## YOUR OBJECTIVE:
All of the records below should be output exactly.

(Figure dataset records)

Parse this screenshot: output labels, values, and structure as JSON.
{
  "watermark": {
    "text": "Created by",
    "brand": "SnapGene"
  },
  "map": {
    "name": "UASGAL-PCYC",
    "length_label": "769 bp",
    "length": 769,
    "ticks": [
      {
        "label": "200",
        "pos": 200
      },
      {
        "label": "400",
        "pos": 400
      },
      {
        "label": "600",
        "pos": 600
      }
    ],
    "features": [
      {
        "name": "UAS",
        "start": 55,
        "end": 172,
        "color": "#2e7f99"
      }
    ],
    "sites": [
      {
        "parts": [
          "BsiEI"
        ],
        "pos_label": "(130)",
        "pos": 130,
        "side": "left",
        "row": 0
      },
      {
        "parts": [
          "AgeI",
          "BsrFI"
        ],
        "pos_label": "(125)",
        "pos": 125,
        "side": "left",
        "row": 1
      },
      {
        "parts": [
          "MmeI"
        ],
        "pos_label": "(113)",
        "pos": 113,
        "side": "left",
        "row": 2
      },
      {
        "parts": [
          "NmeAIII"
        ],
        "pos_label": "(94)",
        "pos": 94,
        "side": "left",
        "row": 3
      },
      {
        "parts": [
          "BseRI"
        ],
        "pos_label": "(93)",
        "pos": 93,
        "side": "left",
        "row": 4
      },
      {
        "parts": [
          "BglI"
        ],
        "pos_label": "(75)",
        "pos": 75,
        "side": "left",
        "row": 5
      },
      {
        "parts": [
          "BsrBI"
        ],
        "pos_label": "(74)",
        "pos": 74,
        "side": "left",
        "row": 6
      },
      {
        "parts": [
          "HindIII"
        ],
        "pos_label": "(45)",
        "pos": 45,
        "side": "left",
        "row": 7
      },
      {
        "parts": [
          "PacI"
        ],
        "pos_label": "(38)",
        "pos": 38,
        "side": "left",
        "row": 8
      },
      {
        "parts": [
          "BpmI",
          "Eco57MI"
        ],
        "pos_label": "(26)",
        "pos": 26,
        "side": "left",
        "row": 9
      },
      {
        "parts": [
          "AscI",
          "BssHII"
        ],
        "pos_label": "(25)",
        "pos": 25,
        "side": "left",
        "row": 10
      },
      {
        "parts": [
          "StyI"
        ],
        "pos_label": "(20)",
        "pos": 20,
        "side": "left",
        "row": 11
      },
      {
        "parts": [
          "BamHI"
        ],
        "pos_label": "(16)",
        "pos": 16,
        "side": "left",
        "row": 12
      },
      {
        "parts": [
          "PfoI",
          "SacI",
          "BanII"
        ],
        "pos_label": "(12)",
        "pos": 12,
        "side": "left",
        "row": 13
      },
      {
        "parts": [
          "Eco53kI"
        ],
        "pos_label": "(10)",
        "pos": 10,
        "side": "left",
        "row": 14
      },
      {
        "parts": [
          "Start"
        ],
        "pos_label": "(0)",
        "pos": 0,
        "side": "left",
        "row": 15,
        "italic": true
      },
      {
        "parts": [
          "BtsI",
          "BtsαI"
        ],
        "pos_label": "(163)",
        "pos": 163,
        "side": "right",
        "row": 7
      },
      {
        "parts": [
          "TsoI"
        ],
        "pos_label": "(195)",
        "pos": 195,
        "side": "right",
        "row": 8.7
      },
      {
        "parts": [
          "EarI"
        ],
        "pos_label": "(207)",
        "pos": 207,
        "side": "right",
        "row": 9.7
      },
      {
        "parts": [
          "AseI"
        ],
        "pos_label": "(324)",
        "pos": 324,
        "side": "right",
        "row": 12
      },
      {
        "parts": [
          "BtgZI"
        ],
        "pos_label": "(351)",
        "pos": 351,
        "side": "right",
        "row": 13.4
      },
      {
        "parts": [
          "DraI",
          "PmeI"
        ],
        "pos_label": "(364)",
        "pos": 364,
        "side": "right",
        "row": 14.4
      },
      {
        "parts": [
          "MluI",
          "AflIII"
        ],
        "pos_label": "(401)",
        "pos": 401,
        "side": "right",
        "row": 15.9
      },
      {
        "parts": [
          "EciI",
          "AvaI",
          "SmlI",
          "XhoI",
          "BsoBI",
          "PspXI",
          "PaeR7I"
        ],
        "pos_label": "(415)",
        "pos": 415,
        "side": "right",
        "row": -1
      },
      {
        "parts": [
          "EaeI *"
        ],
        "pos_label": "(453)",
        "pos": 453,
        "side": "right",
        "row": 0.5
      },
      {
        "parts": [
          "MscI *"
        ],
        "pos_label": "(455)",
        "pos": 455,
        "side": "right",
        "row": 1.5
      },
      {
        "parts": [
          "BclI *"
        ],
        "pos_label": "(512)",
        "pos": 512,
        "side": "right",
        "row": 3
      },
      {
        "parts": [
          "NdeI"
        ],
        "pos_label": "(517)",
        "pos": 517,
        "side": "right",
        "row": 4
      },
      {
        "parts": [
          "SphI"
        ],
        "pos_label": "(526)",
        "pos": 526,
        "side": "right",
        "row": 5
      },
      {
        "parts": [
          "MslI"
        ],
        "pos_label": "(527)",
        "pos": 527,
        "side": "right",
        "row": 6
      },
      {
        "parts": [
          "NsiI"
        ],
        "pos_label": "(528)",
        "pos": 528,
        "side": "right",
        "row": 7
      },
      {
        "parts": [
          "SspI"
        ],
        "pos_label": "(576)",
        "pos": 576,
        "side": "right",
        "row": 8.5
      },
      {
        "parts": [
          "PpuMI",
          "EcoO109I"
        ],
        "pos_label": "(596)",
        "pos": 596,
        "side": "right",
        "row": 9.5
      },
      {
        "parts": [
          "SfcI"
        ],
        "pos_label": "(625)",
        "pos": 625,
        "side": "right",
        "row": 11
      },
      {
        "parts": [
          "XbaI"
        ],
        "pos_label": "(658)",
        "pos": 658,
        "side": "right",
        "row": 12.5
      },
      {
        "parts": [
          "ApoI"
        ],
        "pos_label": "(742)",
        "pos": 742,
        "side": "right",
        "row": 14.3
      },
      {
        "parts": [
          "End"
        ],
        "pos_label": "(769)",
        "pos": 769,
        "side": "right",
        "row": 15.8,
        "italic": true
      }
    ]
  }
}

## COMPLETE OUTPUT:
Parse this screenshot: output labels, values, and structure as JSON.
{
  "watermark": {
    "text": "Created by",
    "brand": "SnapGene"
  },
  "map": {
    "name": "UASGAL-PCYC",
    "length_label": "769 bp",
    "length": 769,
    "ticks": [
      {
        "label": "200",
        "pos": 200
      },
      {
        "label": "400",
        "pos": 400
      },
      {
        "label": "600",
        "pos": 600
      }
    ],
    "features": [
      {
        "name": "UAS",
        "start": 55,
        "end": 172,
        "color": "#2e7f99"
      }
    ],
    "sites": [
      {
        "parts": [
          "BsiEI"
        ],
        "pos_label": "(130)",
        "pos": 130,
        "side": "left",
        "row": 0
      },
      {
        "parts": [
          "AgeI",
          "BsrFI"
        ],
        "pos_label": "(125)",
        "pos": 125,
        "side": "left",
        "row": 1
      },
      {
        "parts": [
          "MmeI"
        ],
        "pos_label": "(113)",
        "pos": 113,
        "side": "left",
        "row": 2
      },
      {
        "parts": [
          "NmeAIII"
        ],
        "pos_label": "(94)",
        "pos": 94,
        "side": "left",
        "row": 3
      },
      {
        "parts": [
          "BseRI"
        ],
        "pos_label": "(93)",
        "pos": 93,
        "side": "left",
        "row": 4
      },
      {
        "parts": [
          "BglI"
        ],
        "pos_label": "(75)",
        "pos": 75,
        "side": "left",
        "row": 5
      },
      {
        "parts": [
          "BsrBI"
        ],
        "pos_label": "(74)",
        "pos": 74,
        "side": "left",
        "row": 6
      },
      {
        "parts": [
          "HindIII"
        ],
        "pos_label": "(45)",
        "pos": 45,
        "side": "left",
        "row": 7
      },
      {
        "parts": [
          "PacI"
        ],
        "pos_label": "(38)",
        "pos": 38,
        "side": "left",
        "row": 8
      },
      {
        "parts": [
          "BpmI",
          "Eco57MI"
        ],
        "pos_label": "(26)",
        "pos": 26,
        "side": "left",
        "row": 9
      },
      {
        "parts": [
          "AscI",
          "BssHII"
        ],
        "pos_label": "(25)",
        "pos": 25,
        "side": "left",
        "row": 10
      },
      {
        "parts": [
          "StyI"
        ],
        "pos_label": "(20)",
        "pos": 20,
        "side": "left",
        "row": 11
      },
      {
        "parts": [
          "BamHI"
        ],
        "pos_label": "(16)",
        "pos": 16,
        "side": "left",
        "row": 12
      },
      {
        "parts": [
          "PfoI",
          "SacI",
          "BanII"
        ],
        "pos_label": "(12)",
        "pos": 12,
        "side": "left",
        "row": 13
      },
      {
        "parts": [
          "Eco53kI"
        ],
        "pos_label": "(10)",
        "pos": 10,
        "side": "left",
        "row": 14
      },
      {
        "parts": [
          "Start"
        ],
        "pos_label": "(0)",
        "pos": 0,
        "side": "left",
        "row": 15,
        "italic": true
      },
      {
        "parts": [
          "BtsI",
          "BtsαI"
        ],
        "pos_label": "(163)",
        "pos": 163,
        "side": "right",
        "row": 7
      },
      {
        "parts": [
          "TsoI"
        ],
        "pos_label": "(195)",
        "pos": 195,
        "side": "right",
        "row": 8.7
      },
      {
        "parts": [
          "EarI"
        ],
        "pos_label": "(207)",
        "pos": 207,
        "side": "right",
        "row": 9.7
      },
      {
        "parts": [
          "AseI"
        ],
        "pos_label": "(324)",
        "pos": 324,
        "side": "right",
        "row": 12
      },
      {
        "parts": [
          "BtgZI"
        ],
        "pos_label": "(351)",
        "pos": 351,
        "side": "right",
        "row": 13.4
      },
      {
        "parts": [
          "DraI",
          "PmeI"
        ],
        "pos_label": "(364)",
        "pos": 364,
        "side": "right",
        "row": 14.4
      },
      {
        "parts": [
          "MluI",
          "AflIII"
        ],
        "pos_label": "(401)",
        "pos": 401,
        "side": "right",
        "row": 15.9
      },
      {
        "parts": [
          "EciI",
          "AvaI",
          "SmlI",
          "XhoI",
          "BsoBI",
          "PspXI",
          "PaeR7I"
        ],
        "pos_label": "(415)",
        "pos": 415,
        "side": "right",
        "row": -1
      },
      {
        "parts": [
          "EaeI *"
        ],
        "pos_label": "(453)",
        "pos": 453,
        "side": "right",
        "row": 0.5
      },
      {
        "parts": [
          "MscI *"
        ],
        "pos_label": "(455)",
        "pos": 455,
        "side": "right",
        "row": 1.5
      },
      {
        "parts": [
          "BclI *"
        ],
        "pos_label": "(512)",
        "pos": 512,
        "side": "right",
        "row": 3
      },
      {
        "parts": [
          "NdeI"
        ],
        "pos_label": "(517)",
        "pos": 517,
        "side": "right",
        "row": 4
      },
      {
        "parts": [
          "SphI"
        ],
        "pos_label": "(526)",
        "pos": 526,
        "side": "right",
        "row": 5
      },
      {
        "parts": [
          "MslI"
        ],
        "pos_label": "(527)",
        "pos": 527,
        "side": "right",
        "row": 6
      },
      {
        "parts": [
          "NsiI"
        ],
        "pos_label": "(528)",
        "pos": 528,
        "side": "right",
        "row": 7
      },
      {
        "parts": [
          "SspI"
        ],
        "pos_label": "(576)",
        "pos": 576,
        "side": "right",
        "row": 8.5
      },
      {
        "parts": [
          "PpuMI",
          "EcoO109I"
        ],
        "pos_label": "(596)",
        "pos": 596,
        "side": "right",
        "row": 9.5
      },
      {
        "parts": [
          "SfcI"
        ],
        "pos_label": "(625)",
        "pos": 625,
        "side": "right",
        "row": 11
      },
      {
        "parts": [
          "XbaI"
        ],
        "pos_label": "(658)",
        "pos": 658,
        "side": "right",
        "row": 12.5
      },
      {
        "parts": [
          "ApoI"
        ],
        "pos_label": "(742)",
        "pos": 742,
        "side": "right",
        "row": 14.3
      },
      {
        "parts": [
          "End"
        ],
        "pos_label": "(769)",
        "pos": 769,
        "side": "right",
        "row": 15.8,
        "italic": true
      }
    ]
  }
}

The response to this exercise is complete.